> [WHAT IS ASKED]: Without skipping anything, write out each record below exactly.

Dataset excerpt:
___
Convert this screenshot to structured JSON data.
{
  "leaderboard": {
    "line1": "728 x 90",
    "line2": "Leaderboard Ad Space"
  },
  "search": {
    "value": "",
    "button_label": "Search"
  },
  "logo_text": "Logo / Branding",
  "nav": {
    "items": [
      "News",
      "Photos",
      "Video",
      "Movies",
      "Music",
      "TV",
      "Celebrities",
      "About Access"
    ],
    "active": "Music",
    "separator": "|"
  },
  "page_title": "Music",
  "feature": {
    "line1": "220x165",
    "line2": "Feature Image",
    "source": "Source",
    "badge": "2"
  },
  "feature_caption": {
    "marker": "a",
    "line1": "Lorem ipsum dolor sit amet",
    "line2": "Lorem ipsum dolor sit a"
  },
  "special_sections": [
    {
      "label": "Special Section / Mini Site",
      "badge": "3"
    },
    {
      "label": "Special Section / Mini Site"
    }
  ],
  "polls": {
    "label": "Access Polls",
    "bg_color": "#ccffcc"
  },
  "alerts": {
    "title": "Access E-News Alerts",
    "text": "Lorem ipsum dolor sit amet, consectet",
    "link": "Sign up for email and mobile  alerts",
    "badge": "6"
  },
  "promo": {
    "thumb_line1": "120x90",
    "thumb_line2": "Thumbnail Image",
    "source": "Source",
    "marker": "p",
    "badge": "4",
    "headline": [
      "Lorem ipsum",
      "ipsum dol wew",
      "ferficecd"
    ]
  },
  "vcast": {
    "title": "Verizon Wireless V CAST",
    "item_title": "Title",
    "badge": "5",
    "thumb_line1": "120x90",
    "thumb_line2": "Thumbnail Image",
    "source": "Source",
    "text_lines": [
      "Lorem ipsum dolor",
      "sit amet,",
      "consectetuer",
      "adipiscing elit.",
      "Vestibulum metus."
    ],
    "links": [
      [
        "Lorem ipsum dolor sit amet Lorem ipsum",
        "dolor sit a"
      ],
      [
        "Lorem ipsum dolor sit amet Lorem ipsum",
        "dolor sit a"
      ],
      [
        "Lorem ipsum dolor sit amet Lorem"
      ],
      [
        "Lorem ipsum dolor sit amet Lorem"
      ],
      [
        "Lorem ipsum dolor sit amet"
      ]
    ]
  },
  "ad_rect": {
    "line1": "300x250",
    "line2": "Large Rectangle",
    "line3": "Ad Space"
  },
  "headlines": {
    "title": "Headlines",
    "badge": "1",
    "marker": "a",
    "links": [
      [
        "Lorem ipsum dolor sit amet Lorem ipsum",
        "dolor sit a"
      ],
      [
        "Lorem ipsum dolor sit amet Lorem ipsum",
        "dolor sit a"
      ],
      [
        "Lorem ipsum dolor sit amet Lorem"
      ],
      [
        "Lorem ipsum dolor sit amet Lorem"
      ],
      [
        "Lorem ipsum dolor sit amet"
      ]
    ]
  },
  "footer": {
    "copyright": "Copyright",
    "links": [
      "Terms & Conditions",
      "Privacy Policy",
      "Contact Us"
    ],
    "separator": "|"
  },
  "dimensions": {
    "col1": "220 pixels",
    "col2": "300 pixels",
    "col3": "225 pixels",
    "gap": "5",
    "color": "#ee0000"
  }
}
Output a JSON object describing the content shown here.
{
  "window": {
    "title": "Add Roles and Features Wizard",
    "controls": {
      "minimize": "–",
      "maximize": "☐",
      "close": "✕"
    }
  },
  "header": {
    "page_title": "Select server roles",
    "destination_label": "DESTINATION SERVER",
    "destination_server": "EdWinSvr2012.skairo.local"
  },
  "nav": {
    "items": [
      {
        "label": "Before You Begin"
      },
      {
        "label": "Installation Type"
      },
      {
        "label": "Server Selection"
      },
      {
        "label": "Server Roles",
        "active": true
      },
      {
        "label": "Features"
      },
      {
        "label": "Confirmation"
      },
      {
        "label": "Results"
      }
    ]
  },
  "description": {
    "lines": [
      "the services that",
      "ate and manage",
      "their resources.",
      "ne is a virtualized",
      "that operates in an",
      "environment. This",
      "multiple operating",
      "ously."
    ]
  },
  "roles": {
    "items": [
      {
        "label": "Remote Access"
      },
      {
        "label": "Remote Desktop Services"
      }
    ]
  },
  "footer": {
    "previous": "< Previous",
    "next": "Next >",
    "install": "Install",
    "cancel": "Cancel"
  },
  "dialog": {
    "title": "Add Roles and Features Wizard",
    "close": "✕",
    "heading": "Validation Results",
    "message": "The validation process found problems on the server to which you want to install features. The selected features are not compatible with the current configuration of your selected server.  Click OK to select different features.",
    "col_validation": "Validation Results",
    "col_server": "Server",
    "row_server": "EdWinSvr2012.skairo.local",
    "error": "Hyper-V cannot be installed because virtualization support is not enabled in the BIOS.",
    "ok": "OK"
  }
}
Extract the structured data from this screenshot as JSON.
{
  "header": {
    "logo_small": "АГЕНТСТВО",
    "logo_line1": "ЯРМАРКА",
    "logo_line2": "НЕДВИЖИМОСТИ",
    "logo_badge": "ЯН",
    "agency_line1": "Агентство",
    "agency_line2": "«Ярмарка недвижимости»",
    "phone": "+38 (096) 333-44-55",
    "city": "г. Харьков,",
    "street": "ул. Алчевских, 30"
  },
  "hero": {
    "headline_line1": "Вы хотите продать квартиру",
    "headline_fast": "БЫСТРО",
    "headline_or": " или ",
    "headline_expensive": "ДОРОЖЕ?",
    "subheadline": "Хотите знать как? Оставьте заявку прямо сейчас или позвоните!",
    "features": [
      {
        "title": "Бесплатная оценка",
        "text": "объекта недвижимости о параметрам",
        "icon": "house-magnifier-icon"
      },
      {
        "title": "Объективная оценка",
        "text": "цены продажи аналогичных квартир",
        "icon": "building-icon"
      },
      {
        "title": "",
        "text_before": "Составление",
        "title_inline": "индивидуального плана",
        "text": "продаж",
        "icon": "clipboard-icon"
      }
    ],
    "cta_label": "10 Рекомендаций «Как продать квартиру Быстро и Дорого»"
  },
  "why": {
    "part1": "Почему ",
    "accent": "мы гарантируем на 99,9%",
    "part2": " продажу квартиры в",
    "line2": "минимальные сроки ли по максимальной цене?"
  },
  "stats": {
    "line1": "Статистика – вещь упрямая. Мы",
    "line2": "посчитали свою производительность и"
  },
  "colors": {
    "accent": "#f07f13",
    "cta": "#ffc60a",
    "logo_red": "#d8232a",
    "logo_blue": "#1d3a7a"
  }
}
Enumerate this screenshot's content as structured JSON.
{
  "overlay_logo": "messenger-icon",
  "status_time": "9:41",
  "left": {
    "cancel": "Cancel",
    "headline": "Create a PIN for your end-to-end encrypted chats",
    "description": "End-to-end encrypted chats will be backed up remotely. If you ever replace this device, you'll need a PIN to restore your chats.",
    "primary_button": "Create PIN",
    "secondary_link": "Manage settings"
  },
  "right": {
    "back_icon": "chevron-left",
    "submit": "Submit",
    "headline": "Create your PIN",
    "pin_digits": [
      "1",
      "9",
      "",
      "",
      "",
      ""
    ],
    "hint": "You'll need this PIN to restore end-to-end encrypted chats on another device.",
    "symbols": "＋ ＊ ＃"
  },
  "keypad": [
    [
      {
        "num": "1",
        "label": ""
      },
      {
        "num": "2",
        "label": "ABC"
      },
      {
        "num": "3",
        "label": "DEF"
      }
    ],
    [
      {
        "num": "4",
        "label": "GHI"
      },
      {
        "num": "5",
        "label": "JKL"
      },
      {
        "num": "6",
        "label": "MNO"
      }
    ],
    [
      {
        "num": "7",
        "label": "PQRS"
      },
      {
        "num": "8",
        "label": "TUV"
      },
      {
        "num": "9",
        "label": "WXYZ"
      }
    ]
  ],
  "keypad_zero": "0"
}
___
> [COMPLETE RESPONSE]:
Convert this screenshot to structured JSON data.
{
  "leaderboard": {
    "line1": "728 x 90",
    "line2": "Leaderboard Ad Space"
  },
  "search": {
    "value": "",
    "button_label": "Search"
  },
  "logo_text": "Logo / Branding",
  "nav": {
    "items": [
      "News",
      "Photos",
      "Video",
      "Movies",
      "Music",
      "TV",
      "Celebrities",
      "About Access"
    ],
    "active": "Music",
    "separator": "|"
  },
  "page_title": "Music",
  "feature": {
    "line1": "220x165",
    "line2": "Feature Image",
    "source": "Source",
    "badge": "2"
  },
  "feature_caption": {
    "marker": "a",
    "line1": "Lorem ipsum dolor sit amet",
    "line2": "Lorem ipsum dolor sit a"
  },
  "special_sections": [
    {
      "label": "Special Section / Mini Site",
      "badge": "3"
    },
    {
      "label": "Special Section / Mini Site"
    }
  ],
  "polls": {
    "label": "Access Polls",
    "bg_color": "#ccffcc"
  },
  "alerts": {
    "title": "Access E-News Alerts",
    "text": "Lorem ipsum dolor sit amet, consectet",
    "link": "Sign up for email and mobile  alerts",
    "badge": "6"
  },
  "promo": {
    "thumb_line1": "120x90",
    "thumb_line2": "Thumbnail Image",
    "source": "Source",
    "marker": "p",
    "badge": "4",
    "headline": [
      "Lorem ipsum",
      "ipsum dol wew",
      "ferficecd"
    ]
  },
  "vcast": {
    "title": "Verizon Wireless V CAST",
    "item_title": "Title",
    "badge": "5",
    "thumb_line1": "120x90",
    "thumb_line2": "Thumbnail Image",
    "source": "Source",
    "text_lines": [
      "Lorem ipsum dolor",
      "sit amet,",
      "consectetuer",
      "adipiscing elit.",
      "Vestibulum metus."
    ],
    "links": [
      [
        "Lorem ipsum dolor sit amet Lorem ipsum",
        "dolor sit a"
      ],
      [
        "Lorem ipsum dolor sit amet Lorem ipsum",
        "dolor sit a"
      ],
      [
        "Lorem ipsum dolor sit amet Lorem"
      ],
      [
        "Lorem ipsum dolor sit amet Lorem"
      ],
      [
        "Lorem ipsum dolor sit amet"
      ]
    ]
  },
  "ad_rect": {
    "line1": "300x250",
    "line2": "Large Rectangle",
    "line3": "Ad Space"
  },
  "headlines": {
    "title": "Headlines",
    "badge": "1",
    "marker": "a",
    "links": [
      [
        "Lorem ipsum dolor sit amet Lorem ipsum",
        "dolor sit a"
      ],
      [
        "Lorem ipsum dolor sit amet Lorem ipsum",
        "dolor sit a"
      ],
      [
        "Lorem ipsum dolor sit amet Lorem"
      ],
      [
        "Lorem ipsum dolor sit amet Lorem"
      ],
      [
        "Lorem ipsum dolor sit amet"
      ]
    ]
  },
  "footer": {
    "copyright": "Copyright",
    "links": [
      "Terms & Conditions",
      "Privacy Policy",
      "Contact Us"
    ],
    "separator": "|"
  },
  "dimensions": {
    "col1": "220 pixels",
    "col2": "300 pixels",
    "col3": "225 pixels",
    "gap": "5",
    "color": "#ee0000"
  }
}
Output a JSON object describing the content shown here.
{
  "window": {
    "title": "Add Roles and Features Wizard",
    "controls": {
      "minimize": "–",
      "maximize": "☐",
      "close": "✕"
    }
  },
  "header": {
    "page_title": "Select server roles",
    "destination_label": "DESTINATION SERVER",
    "destination_server": "EdWinSvr2012.skairo.local"
  },
  "nav": {
    "items": [
      {
        "label": "Before You Begin"
      },
      {
        "label": "Installation Type"
      },
      {
        "label": "Server Selection"
      },
      {
        "label": "Server Roles",
        "active": true
      },
      {
        "label": "Features"
      },
      {
        "label": "Confirmation"
      },
      {
        "label": "Results"
      }
    ]
  },
  "description": {
    "lines": [
      "the services that",
      "ate and manage",
      "their resources.",
      "ne is a virtualized",
      "that operates in an",
      "environment. This",
      "multiple operating",
      "ously."
    ]
  },
  "roles": {
    "items": [
      {
        "label": "Remote Access"
      },
      {
        "label": "Remote Desktop Services"
      }
    ]
  },
  "footer": {
    "previous": "< Previous",
    "next": "Next >",
    "install": "Install",
    "cancel": "Cancel"
  },
  "dialog": {
    "title": "Add Roles and Features Wizard",
    "close": "✕",
    "heading": "Validation Results",
    "message": "The validation process found problems on the server to which you want to install features. The selected features are not compatible with the current configuration of your selected server.  Click OK to select different features.",
    "col_validation": "Validation Results",
    "col_server": "Server",
    "row_server": "EdWinSvr2012.skairo.local",
    "error": "Hyper-V cannot be installed because virtualization support is not enabled in the BIOS.",
    "ok": "OK"
  }
}
Extract the structured data from this screenshot as JSON.
{
  "header": {
    "logo_small": "АГЕНТСТВО",
    "logo_line1": "ЯРМАРКА",
    "logo_line2": "НЕДВИЖИМОСТИ",
    "logo_badge": "ЯН",
    "agency_line1": "Агентство",
    "agency_line2": "«Ярмарка недвижимости»",
    "phone": "+38 (096) 333-44-55",
    "city": "г. Харьков,",
    "street": "ул. Алчевских, 30"
  },
  "hero": {
    "headline_line1": "Вы хотите продать квартиру",
    "headline_fast": "БЫСТРО",
    "headline_or": " или ",
    "headline_expensive": "ДОРОЖЕ?",
    "subheadline": "Хотите знать как? Оставьте заявку прямо сейчас или позвоните!",
    "features": [
      {
        "title": "Бесплатная оценка",
        "text": "объекта недвижимости о параметрам",
        "icon": "house-magnifier-icon"
      },
      {
        "title": "Объективная оценка",
        "text": "цены продажи аналогичных квартир",
        "icon": "building-icon"
      },
      {
        "title": "",
        "text_before": "Составление",
        "title_inline": "индивидуального плана",
        "text": "продаж",
        "icon": "clipboard-icon"
      }
    ],
    "cta_label": "10 Рекомендаций «Как продать квартиру Быстро и Дорого»"
  },
  "why": {
    "part1": "Почему ",
    "accent": "мы гарантируем на 99,9%",
    "part2": " продажу квартиры в",
    "line2": "минимальные сроки ли по максимальной цене?"
  },
  "stats": {
    "line1": "Статистика – вещь упрямая. Мы",
    "line2": "посчитали свою производительность и"
  },
  "colors": {
    "accent": "#f07f13",
    "cta": "#ffc60a",
    "logo_red": "#d8232a",
    "logo_blue": "#1d3a7a"
  }
}
Enumerate this screenshot's content as structured JSON.
{
  "overlay_logo": "messenger-icon",
  "status_time": "9:41",
  "left": {
    "cancel": "Cancel",
    "headline": "Create a PIN for your end-to-end encrypted chats",
    "description": "End-to-end encrypted chats will be backed up remotely. If you ever replace this device, you'll need a PIN to restore your chats.",
    "primary_button": "Create PIN",
    "secondary_link": "Manage settings"
  },
  "right": {
    "back_icon": "chevron-left",
    "submit": "Submit",
    "headline": "Create your PIN",
    "pin_digits": [
      "1",
      "9",
      "",
      "",
      "",
      ""
    ],
    "hint": "You'll need this PIN to restore end-to-end encrypted chats on another device.",
    "symbols": "＋ ＊ ＃"
  },
  "keypad": [
    [
      {
        "num": "1",
        "label": ""
      },
      {
        "num": "2",
        "label": "ABC"
      },
      {
        "num": "3",
        "label": "DEF"
      }
    ],
    [
      {
        "num": "4",
        "label": "GHI"
      },
      {
        "num": "5",
        "label": "JKL"
      },
      {
        "num": "6",
        "label": "MNO"
      }
    ],
    [
      {
        "num": "7",
        "label": "PQRS"
      },
      {
        "num": "8",
        "label": "TUV"
      },
      {
        "num": "9",
        "label": "WXYZ"
      }
    ]
  ],
  "keypad_zero": "0"
}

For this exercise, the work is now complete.